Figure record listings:
▶

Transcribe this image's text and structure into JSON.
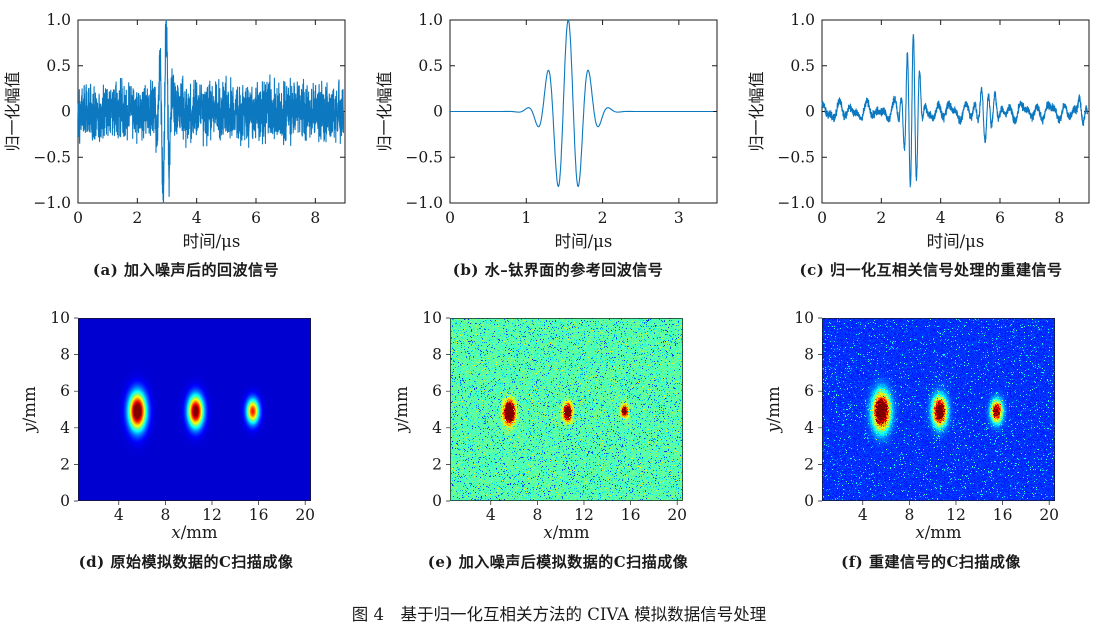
{
  "figure_caption": "图 4　基于归一化互相关方法的 CIVA 模拟数据信号处理",
  "axis_color": "#1a1a1a",
  "line_color": "#0b78c0",
  "chart_data": [
    {
      "id": "a",
      "type": "line",
      "caption": "(a) 加入噪声后的回波信号",
      "xlabel": "时间/μs",
      "ylabel": "归一化幅值",
      "xlim": [
        0,
        9
      ],
      "ylim": [
        -1,
        1
      ],
      "xticks": [
        0,
        2,
        4,
        6,
        8
      ],
      "yticks": [
        "1.0",
        "0.5",
        "0",
        "−0.5",
        "−1.0"
      ],
      "line_color": "#0b78c0",
      "signal": {
        "kind": "noisy_echo",
        "noise_amplitude": 0.3,
        "bursts": [
          {
            "center": 2.92,
            "amplitude": 0.97,
            "sigma": 0.16,
            "frequency": 4.6,
            "carrier": "sin"
          }
        ],
        "peak": 1.0,
        "min": -0.95
      }
    },
    {
      "id": "b",
      "type": "line",
      "caption": "(b) 水–钛界面的参考回波信号",
      "xlabel": "时间/μs",
      "ylabel": "归一化幅值",
      "xlim": [
        0,
        3.5
      ],
      "ylim": [
        -1,
        1
      ],
      "xticks": [
        0,
        1,
        2,
        3
      ],
      "yticks": [
        "1.0",
        "0.5",
        "0",
        "−0.5",
        "−1.0"
      ],
      "line_color": "#0b78c0",
      "signal": {
        "kind": "wavelet",
        "noise_amplitude": 0,
        "bursts": [
          {
            "center": 1.55,
            "amplitude": 1.0,
            "sigma": 0.21,
            "frequency": 3.7,
            "carrier": "cos"
          }
        ],
        "peak": 1.0,
        "min": -0.85
      }
    },
    {
      "id": "c",
      "type": "line",
      "caption": "(c) 归一化互相关信号处理的重建信号",
      "xlabel": "时间/μs",
      "ylabel": "归一化幅值",
      "xlim": [
        0,
        9
      ],
      "ylim": [
        -1,
        1
      ],
      "xticks": [
        0,
        2,
        4,
        6,
        8
      ],
      "yticks": [
        "1.0",
        "0.5",
        "0",
        "−0.5",
        "−1.0"
      ],
      "line_color": "#0b78c0",
      "signal": {
        "kind": "reconstructed",
        "noise_amplitude": 0.04,
        "ripples": [
          {
            "freq": 2.1,
            "amp": 0.055,
            "phase": 0.5
          },
          {
            "freq": 3.3,
            "amp": 0.04,
            "phase": 1.7
          },
          {
            "freq": 1.15,
            "amp": 0.03,
            "phase": 2.6
          }
        ],
        "bursts": [
          {
            "center": 3.03,
            "amplitude": 0.88,
            "sigma": 0.2,
            "frequency": 4.8,
            "carrier": "sin"
          },
          {
            "center": 5.55,
            "amplitude": 0.3,
            "sigma": 0.22,
            "frequency": 4.2,
            "carrier": "sin"
          },
          {
            "center": 8.85,
            "amplitude": 0.15,
            "sigma": 0.18,
            "frequency": 4.0,
            "carrier": "sin"
          }
        ],
        "peak": 0.8,
        "min": -0.87
      }
    },
    {
      "id": "d",
      "type": "heatmap",
      "caption": "(d) 原始模拟数据的C扫描成像",
      "xlabel": "x/mm",
      "ylabel": "y/mm",
      "xlim": [
        0.5,
        20.5
      ],
      "ylim": [
        0,
        10
      ],
      "xticks": [
        4,
        8,
        12,
        16,
        20
      ],
      "yticks": [
        0,
        2,
        4,
        6,
        8,
        10
      ],
      "colormap": "jet",
      "background_value": 0.08,
      "roughness": 0,
      "noise": null,
      "blobs": [
        {
          "x": 5.6,
          "y": 4.9,
          "sx": 0.5,
          "sy": 0.68,
          "peak": 1.08
        },
        {
          "x": 10.6,
          "y": 4.9,
          "sx": 0.44,
          "sy": 0.58,
          "peak": 1.0
        },
        {
          "x": 15.5,
          "y": 4.9,
          "sx": 0.36,
          "sy": 0.45,
          "peak": 0.78
        }
      ]
    },
    {
      "id": "e",
      "type": "heatmap",
      "caption": "(e) 加入噪声后模拟数据的C扫描成像",
      "xlabel": "x/mm",
      "ylabel": "y/mm",
      "xlim": [
        0.5,
        20.5
      ],
      "ylim": [
        0,
        10
      ],
      "xticks": [
        4,
        8,
        12,
        16,
        20
      ],
      "yticks": [
        0,
        2,
        4,
        6,
        8,
        10
      ],
      "colormap": "jet",
      "background_value": 0.46,
      "roughness": 0.55,
      "noise": {
        "jitter": 0.08,
        "dip_prob": 0.1,
        "dip": [
          0.1,
          0.3
        ],
        "bump_prob": 0.02,
        "bump": [
          0.08,
          0.18
        ]
      },
      "blobs": [
        {
          "x": 5.6,
          "y": 4.85,
          "sx": 0.3,
          "sy": 0.4,
          "peak": 1.15
        },
        {
          "x": 10.6,
          "y": 4.85,
          "sx": 0.24,
          "sy": 0.3,
          "peak": 1.0
        },
        {
          "x": 15.5,
          "y": 4.9,
          "sx": 0.2,
          "sy": 0.22,
          "peak": 0.75
        }
      ]
    },
    {
      "id": "f",
      "type": "heatmap",
      "caption": "(f) 重建信号的C扫描成像",
      "xlabel": "x/mm",
      "ylabel": "y/mm",
      "xlim": [
        0.5,
        20.5
      ],
      "ylim": [
        0,
        10
      ],
      "xticks": [
        4,
        8,
        12,
        16,
        20
      ],
      "yticks": [
        0,
        2,
        4,
        6,
        8,
        10
      ],
      "colormap": "jet",
      "background_value": 0.17,
      "roughness": 0.45,
      "noise": {
        "jitter": 0.05,
        "dip_prob": 0,
        "dip": [
          0,
          0
        ],
        "bump_prob": 0.05,
        "bump": [
          0.08,
          0.3
        ]
      },
      "blobs": [
        {
          "x": 5.6,
          "y": 4.9,
          "sx": 0.48,
          "sy": 0.66,
          "peak": 1.2
        },
        {
          "x": 10.6,
          "y": 4.9,
          "sx": 0.4,
          "sy": 0.52,
          "peak": 1.1
        },
        {
          "x": 15.5,
          "y": 4.9,
          "sx": 0.33,
          "sy": 0.4,
          "peak": 0.95
        }
      ]
    }
  ]
}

◀

### JOB
Extract all the entries word for word; omit any pictures.

### CORRECT ANSWER
Transcribe this image's text and structure into JSON.
{
  "figure_caption": "图 4　基于归一化互相关方法的 CIVA 模拟数据信号处理",
  "axis_color": "#1a1a1a",
  "line_color": "#0b78c0",
  "chart_data": [
    {
      "id": "a",
      "type": "line",
      "caption": "(a) 加入噪声后的回波信号",
      "xlabel": "时间/μs",
      "ylabel": "归一化幅值",
      "xlim": [
        0,
        9
      ],
      "ylim": [
        -1,
        1
      ],
      "xticks": [
        0,
        2,
        4,
        6,
        8
      ],
      "yticks": [
        "1.0",
        "0.5",
        "0",
        "−0.5",
        "−1.0"
      ],
      "line_color": "#0b78c0",
      "signal": {
        "kind": "noisy_echo",
        "noise_amplitude": 0.3,
        "bursts": [
          {
            "center": 2.92,
            "amplitude": 0.97,
            "sigma": 0.16,
            "frequency": 4.6,
            "carrier": "sin"
          }
        ],
        "peak": 1.0,
        "min": -0.95
      }
    },
    {
      "id": "b",
      "type": "line",
      "caption": "(b) 水–钛界面的参考回波信号",
      "xlabel": "时间/μs",
      "ylabel": "归一化幅值",
      "xlim": [
        0,
        3.5
      ],
      "ylim": [
        -1,
        1
      ],
      "xticks": [
        0,
        1,
        2,
        3
      ],
      "yticks": [
        "1.0",
        "0.5",
        "0",
        "−0.5",
        "−1.0"
      ],
      "line_color": "#0b78c0",
      "signal": {
        "kind": "wavelet",
        "noise_amplitude": 0,
        "bursts": [
          {
            "center": 1.55,
            "amplitude": 1.0,
            "sigma": 0.21,
            "frequency": 3.7,
            "carrier": "cos"
          }
        ],
        "peak": 1.0,
        "min": -0.85
      }
    },
    {
      "id": "c",
      "type": "line",
      "caption": "(c) 归一化互相关信号处理的重建信号",
      "xlabel": "时间/μs",
      "ylabel": "归一化幅值",
      "xlim": [
        0,
        9
      ],
      "ylim": [
        -1,
        1
      ],
      "xticks": [
        0,
        2,
        4,
        6,
        8
      ],
      "yticks": [
        "1.0",
        "0.5",
        "0",
        "−0.5",
        "−1.0"
      ],
      "line_color": "#0b78c0",
      "signal": {
        "kind": "reconstructed",
        "noise_amplitude": 0.04,
        "ripples": [
          {
            "freq": 2.1,
            "amp": 0.055,
            "phase": 0.5
          },
          {
            "freq": 3.3,
            "amp": 0.04,
            "phase": 1.7
          },
          {
            "freq": 1.15,
            "amp": 0.03,
            "phase": 2.6
          }
        ],
        "bursts": [
          {
            "center": 3.03,
            "amplitude": 0.88,
            "sigma": 0.2,
            "frequency": 4.8,
            "carrier": "sin"
          },
          {
            "center": 5.55,
            "amplitude": 0.3,
            "sigma": 0.22,
            "frequency": 4.2,
            "carrier": "sin"
          },
          {
            "center": 8.85,
            "amplitude": 0.15,
            "sigma": 0.18,
            "frequency": 4.0,
            "carrier": "sin"
          }
        ],
        "peak": 0.8,
        "min": -0.87
      }
    },
    {
      "id": "d",
      "type": "heatmap",
      "caption": "(d) 原始模拟数据的C扫描成像",
      "xlabel": "x/mm",
      "ylabel": "y/mm",
      "xlim": [
        0.5,
        20.5
      ],
      "ylim": [
        0,
        10
      ],
      "xticks": [
        4,
        8,
        12,
        16,
        20
      ],
      "yticks": [
        0,
        2,
        4,
        6,
        8,
        10
      ],
      "colormap": "jet",
      "background_value": 0.08,
      "roughness": 0,
      "noise": null,
      "blobs": [
        {
          "x": 5.6,
          "y": 4.9,
          "sx": 0.5,
          "sy": 0.68,
          "peak": 1.08
        },
        {
          "x": 10.6,
          "y": 4.9,
          "sx": 0.44,
          "sy": 0.58,
          "peak": 1.0
        },
        {
          "x": 15.5,
          "y": 4.9,
          "sx": 0.36,
          "sy": 0.45,
          "peak": 0.78
        }
      ]
    },
    {
      "id": "e",
      "type": "heatmap",
      "caption": "(e) 加入噪声后模拟数据的C扫描成像",
      "xlabel": "x/mm",
      "ylabel": "y/mm",
      "xlim": [
        0.5,
        20.5
      ],
      "ylim": [
        0,
        10
      ],
      "xticks": [
        4,
        8,
        12,
        16,
        20
      ],
      "yticks": [
        0,
        2,
        4,
        6,
        8,
        10
      ],
      "colormap": "jet",
      "background_value": 0.46,
      "roughness": 0.55,
      "noise": {
        "jitter": 0.08,
        "dip_prob": 0.1,
        "dip": [
          0.1,
          0.3
        ],
        "bump_prob": 0.02,
        "bump": [
          0.08,
          0.18
        ]
      },
      "blobs": [
        {
          "x": 5.6,
          "y": 4.85,
          "sx": 0.3,
          "sy": 0.4,
          "peak": 1.15
        },
        {
          "x": 10.6,
          "y": 4.85,
          "sx": 0.24,
          "sy": 0.3,
          "peak": 1.0
        },
        {
          "x": 15.5,
          "y": 4.9,
          "sx": 0.2,
          "sy": 0.22,
          "peak": 0.75
        }
      ]
    },
    {
      "id": "f",
      "type": "heatmap",
      "caption": "(f) 重建信号的C扫描成像",
      "xlabel": "x/mm",
      "ylabel": "y/mm",
      "xlim": [
        0.5,
        20.5
      ],
      "ylim": [
        0,
        10
      ],
      "xticks": [
        4,
        8,
        12,
        16,
        20
      ],
      "yticks": [
        0,
        2,
        4,
        6,
        8,
        10
      ],
      "colormap": "jet",
      "background_value": 0.17,
      "roughness": 0.45,
      "noise": {
        "jitter": 0.05,
        "dip_prob": 0,
        "dip": [
          0,
          0
        ],
        "bump_prob": 0.05,
        "bump": [
          0.08,
          0.3
        ]
      },
      "blobs": [
        {
          "x": 5.6,
          "y": 4.9,
          "sx": 0.48,
          "sy": 0.66,
          "peak": 1.2
        },
        {
          "x": 10.6,
          "y": 4.9,
          "sx": 0.4,
          "sy": 0.52,
          "peak": 1.1
        },
        {
          "x": 15.5,
          "y": 4.9,
          "sx": 0.33,
          "sy": 0.4,
          "peak": 0.95
        }
      ]
    }
  ]
}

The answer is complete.